▶ _STORED ROWS_:
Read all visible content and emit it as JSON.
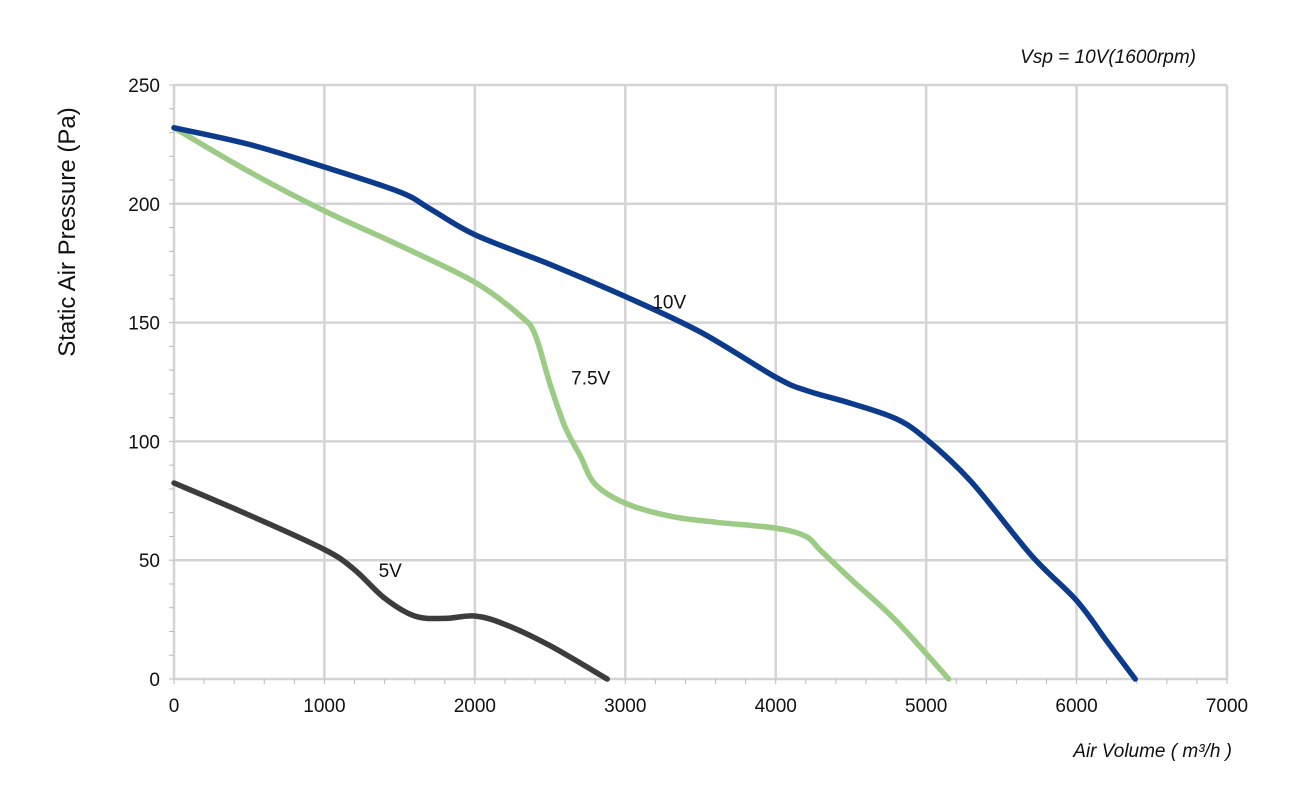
{
  "chart_data": {
    "type": "line",
    "annotation": "Vsp = 10V(1600rpm)",
    "xlabel": "Air Volume ( m³/h )",
    "ylabel": "Static Air Pressure  (Pa)",
    "xlim": [
      0,
      7000
    ],
    "ylim": [
      0,
      250
    ],
    "xticks": [
      0,
      1000,
      2000,
      3000,
      4000,
      5000,
      6000,
      7000
    ],
    "yticks": [
      0,
      50,
      100,
      150,
      200,
      250
    ],
    "grid": true,
    "legend": "none",
    "series": [
      {
        "name": "10V",
        "color": "#0d3b8c",
        "points": [
          [
            0,
            232
          ],
          [
            500,
            225
          ],
          [
            1000,
            215.5
          ],
          [
            1500,
            205
          ],
          [
            1700,
            198
          ],
          [
            2000,
            187
          ],
          [
            2500,
            174.5
          ],
          [
            3000,
            161
          ],
          [
            3500,
            146
          ],
          [
            4000,
            127
          ],
          [
            4200,
            121.5
          ],
          [
            4500,
            116
          ],
          [
            4800,
            109.5
          ],
          [
            5000,
            101
          ],
          [
            5300,
            83
          ],
          [
            5700,
            52
          ],
          [
            6000,
            33
          ],
          [
            6200,
            16
          ],
          [
            6390,
            0
          ]
        ]
      },
      {
        "name": "7.5V",
        "color": "#9ccb86",
        "points": [
          [
            0,
            232
          ],
          [
            500,
            213.5
          ],
          [
            1000,
            197
          ],
          [
            1500,
            182.5
          ],
          [
            2000,
            167
          ],
          [
            2300,
            153
          ],
          [
            2400,
            145
          ],
          [
            2500,
            124
          ],
          [
            2600,
            106
          ],
          [
            2700,
            94
          ],
          [
            2800,
            82
          ],
          [
            3000,
            74
          ],
          [
            3300,
            68.5
          ],
          [
            3600,
            66
          ],
          [
            4000,
            63.5
          ],
          [
            4200,
            60
          ],
          [
            4300,
            54
          ],
          [
            4500,
            42
          ],
          [
            4800,
            24.5
          ],
          [
            5150,
            0
          ]
        ]
      },
      {
        "name": "5V",
        "color": "#3c3c3c",
        "points": [
          [
            0,
            82.5
          ],
          [
            500,
            69
          ],
          [
            1000,
            54.5
          ],
          [
            1200,
            46
          ],
          [
            1400,
            34
          ],
          [
            1600,
            26.5
          ],
          [
            1800,
            25.5
          ],
          [
            2000,
            26.5
          ],
          [
            2200,
            23
          ],
          [
            2500,
            14
          ],
          [
            2880,
            0
          ]
        ]
      }
    ],
    "series_label_points": [
      {
        "text": "10V",
        "x": 3180,
        "y": 156
      },
      {
        "text": "7.5V",
        "x": 2640,
        "y": 124
      },
      {
        "text": "5V",
        "x": 1360,
        "y": 43
      }
    ]
  }
}
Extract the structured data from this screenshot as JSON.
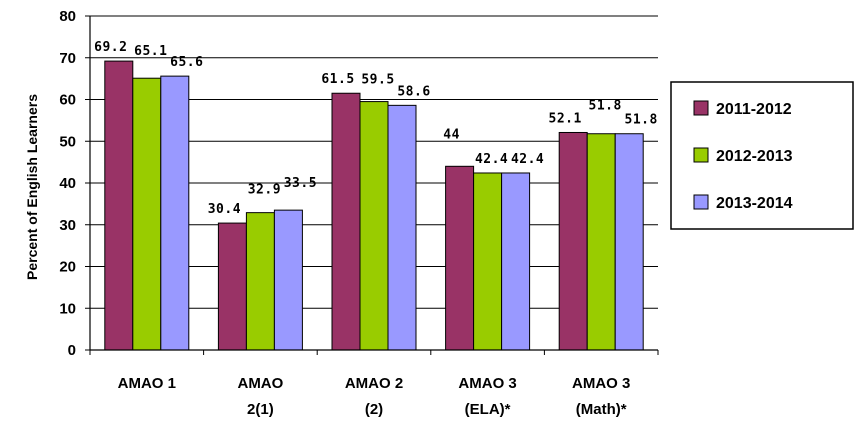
{
  "chart_data": {
    "type": "bar",
    "ylabel": "Percent of English Learners",
    "ylim": [
      0,
      80
    ],
    "yticks": [
      0,
      10,
      20,
      30,
      40,
      50,
      60,
      70,
      80
    ],
    "grid": true,
    "legend_position": "right",
    "categories": [
      [
        "AMAO 1"
      ],
      [
        "AMAO",
        "2(1)"
      ],
      [
        "AMAO 2",
        "(2)"
      ],
      [
        "AMAO 3",
        "(ELA)*"
      ],
      [
        "AMAO 3",
        "(Math)*"
      ]
    ],
    "series": [
      {
        "name": "2011-2012",
        "color": "#993366",
        "values": [
          69.2,
          30.4,
          61.5,
          44,
          52.1
        ]
      },
      {
        "name": "2012-2013",
        "color": "#99cc00",
        "values": [
          65.1,
          32.9,
          59.5,
          42.4,
          51.8
        ]
      },
      {
        "name": "2013-2014",
        "color": "#9999ff",
        "values": [
          65.6,
          33.5,
          58.6,
          42.4,
          51.8
        ]
      }
    ]
  }
}
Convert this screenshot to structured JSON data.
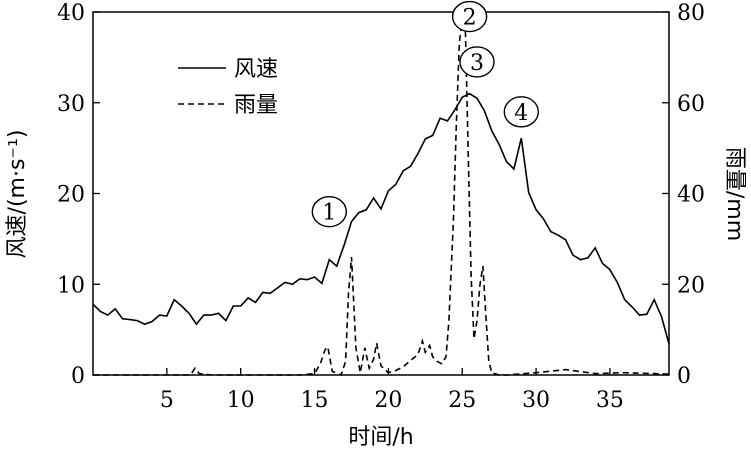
{
  "chart_data": {
    "type": "line",
    "xlabel": "时间/h",
    "ylabel_left": "风速/(m·s⁻¹)",
    "ylabel_right": "雨量/mm",
    "xlim": [
      0,
      39
    ],
    "ylim_left": [
      0,
      40
    ],
    "ylim_right": [
      0,
      80
    ],
    "x_ticks": [
      "5",
      "10",
      "15",
      "20",
      "25",
      "30",
      "35"
    ],
    "y_left_ticks": [
      "0",
      "10",
      "20",
      "30",
      "40"
    ],
    "y_right_ticks": [
      "0",
      "20",
      "40",
      "60",
      "80"
    ],
    "legend_position": "top-left",
    "series": [
      {
        "name": "风速",
        "axis": "left",
        "line_style": "solid",
        "x": [
          0.0,
          0.5,
          1.0,
          1.5,
          2.0,
          2.5,
          3.0,
          3.5,
          4.0,
          4.5,
          5.0,
          5.5,
          6.0,
          6.5,
          7.0,
          7.5,
          8.0,
          8.5,
          9.0,
          9.5,
          10.0,
          10.5,
          11.0,
          11.5,
          12.0,
          12.5,
          13.0,
          13.5,
          14.0,
          14.5,
          15.0,
          15.5,
          16.0,
          16.5,
          17.0,
          17.5,
          18.0,
          18.5,
          19.0,
          19.5,
          20.0,
          20.5,
          21.0,
          21.5,
          22.0,
          22.5,
          23.0,
          23.5,
          24.0,
          24.5,
          25.0,
          25.5,
          26.0,
          26.5,
          27.0,
          27.5,
          28.0,
          28.5,
          29.0,
          29.5,
          30.0,
          30.5,
          31.0,
          31.5,
          32.0,
          32.5,
          33.0,
          33.5,
          34.0,
          34.5,
          35.0,
          35.5,
          36.0,
          36.5,
          37.0,
          37.5,
          38.0,
          38.5,
          39.0
        ],
        "values": [
          7.8,
          7.0,
          6.6,
          7.3,
          6.2,
          6.1,
          6.0,
          5.6,
          5.9,
          6.6,
          6.5,
          8.3,
          7.6,
          6.8,
          5.6,
          6.6,
          6.6,
          6.8,
          6.0,
          7.6,
          7.6,
          8.5,
          8.0,
          9.1,
          9.0,
          9.6,
          10.2,
          10.0,
          10.6,
          10.5,
          10.8,
          10.1,
          12.7,
          12.0,
          14.3,
          16.9,
          17.9,
          18.2,
          19.5,
          18.3,
          20.3,
          21.0,
          22.5,
          23.0,
          24.4,
          26.0,
          26.4,
          28.3,
          28.0,
          29.2,
          30.6,
          31.0,
          30.5,
          29.1,
          26.9,
          25.4,
          23.5,
          22.7,
          26.1,
          20.1,
          18.2,
          17.2,
          15.8,
          15.4,
          14.9,
          13.2,
          12.7,
          12.9,
          14.0,
          12.3,
          11.6,
          10.2,
          8.3,
          7.5,
          6.6,
          6.7,
          8.3,
          6.4,
          3.4
        ]
      },
      {
        "name": "雨量",
        "axis": "right",
        "line_style": "dashed",
        "x": [
          0.0,
          2.0,
          4.0,
          6.0,
          6.6,
          6.9,
          7.2,
          8.0,
          10.0,
          12.0,
          14.0,
          15.0,
          15.4,
          15.7,
          15.9,
          16.2,
          16.8,
          17.1,
          17.3,
          17.5,
          17.8,
          18.1,
          18.4,
          18.7,
          19.0,
          19.2,
          19.5,
          20.0,
          20.5,
          21.0,
          21.5,
          22.0,
          22.3,
          22.5,
          22.8,
          23.0,
          23.3,
          23.6,
          23.9,
          24.1,
          24.4,
          24.6,
          24.8,
          25.0,
          25.2,
          25.4,
          25.6,
          25.8,
          26.0,
          26.2,
          26.4,
          26.6,
          26.8,
          27.0,
          27.5,
          28.0,
          30.0,
          32.0,
          34.0,
          36.0,
          38.0,
          39.0
        ],
        "values": [
          0,
          0,
          0,
          0,
          0,
          1.5,
          0.3,
          0,
          0,
          0,
          0,
          0.3,
          2.5,
          5.5,
          6.2,
          0.8,
          0,
          3.0,
          18.0,
          26.0,
          6.0,
          0.5,
          6.0,
          1.5,
          3.5,
          7.0,
          2.0,
          0.5,
          1.0,
          1.8,
          3.2,
          4.5,
          7.5,
          5.0,
          6.5,
          4.0,
          3.0,
          2.5,
          4.0,
          12.0,
          34.0,
          55.0,
          73.0,
          79.0,
          78.0,
          50.0,
          22.0,
          8.0,
          12.0,
          20.0,
          24.0,
          13.0,
          3.0,
          0.5,
          0,
          0,
          0.5,
          1.2,
          0.3,
          0.5,
          0.3,
          0.2
        ]
      }
    ],
    "annotations": [
      {
        "label": "1",
        "x": 16.0,
        "y": 18.0
      },
      {
        "label": "2",
        "x": 25.5,
        "y": 39.5
      },
      {
        "label": "3",
        "x": 26.0,
        "y": 34.5
      },
      {
        "label": "4",
        "x": 29.0,
        "y": 29.0
      }
    ]
  }
}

▶ _WHAT YOU WILL DO_: Across the entries, how many lines contain "screenshot"? Reply with the number only.

▶ _EXERCISE SOLUTION_: 2